======== Material supplied
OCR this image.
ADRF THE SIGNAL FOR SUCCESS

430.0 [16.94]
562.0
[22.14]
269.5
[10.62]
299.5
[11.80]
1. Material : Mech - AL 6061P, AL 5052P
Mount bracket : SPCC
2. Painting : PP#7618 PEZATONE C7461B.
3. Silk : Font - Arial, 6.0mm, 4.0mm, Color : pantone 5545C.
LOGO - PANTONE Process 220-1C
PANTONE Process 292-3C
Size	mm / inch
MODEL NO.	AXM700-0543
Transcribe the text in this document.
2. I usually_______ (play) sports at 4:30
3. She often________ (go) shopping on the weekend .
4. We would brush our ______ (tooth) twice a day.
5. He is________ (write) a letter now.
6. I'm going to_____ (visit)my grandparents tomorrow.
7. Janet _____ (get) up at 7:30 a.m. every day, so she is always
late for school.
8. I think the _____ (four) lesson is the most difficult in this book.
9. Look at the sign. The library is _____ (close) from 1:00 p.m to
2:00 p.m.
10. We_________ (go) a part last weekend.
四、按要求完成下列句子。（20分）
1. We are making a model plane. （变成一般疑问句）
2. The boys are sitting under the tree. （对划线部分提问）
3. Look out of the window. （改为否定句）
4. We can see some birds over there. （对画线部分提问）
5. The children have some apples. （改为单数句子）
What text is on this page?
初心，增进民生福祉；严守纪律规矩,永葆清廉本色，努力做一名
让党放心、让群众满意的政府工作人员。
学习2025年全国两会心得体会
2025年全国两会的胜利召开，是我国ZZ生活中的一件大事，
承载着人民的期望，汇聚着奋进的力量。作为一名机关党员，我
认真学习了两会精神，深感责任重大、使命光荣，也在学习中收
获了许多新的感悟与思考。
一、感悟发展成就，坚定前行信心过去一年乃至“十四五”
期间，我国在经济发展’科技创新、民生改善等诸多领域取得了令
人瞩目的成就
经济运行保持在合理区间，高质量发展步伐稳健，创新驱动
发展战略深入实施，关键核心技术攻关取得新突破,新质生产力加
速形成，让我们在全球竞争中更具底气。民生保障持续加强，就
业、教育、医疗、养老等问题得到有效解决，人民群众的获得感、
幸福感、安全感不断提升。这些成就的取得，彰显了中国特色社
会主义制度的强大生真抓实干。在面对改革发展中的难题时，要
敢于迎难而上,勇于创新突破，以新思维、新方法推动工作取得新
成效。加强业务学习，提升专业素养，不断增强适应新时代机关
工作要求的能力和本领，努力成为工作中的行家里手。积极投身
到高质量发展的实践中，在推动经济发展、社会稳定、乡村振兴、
================
(Aim): Show every line above in which the word "text" occurs.

(Exercise answer):
Transcribe the text in this document.
What text is on this page?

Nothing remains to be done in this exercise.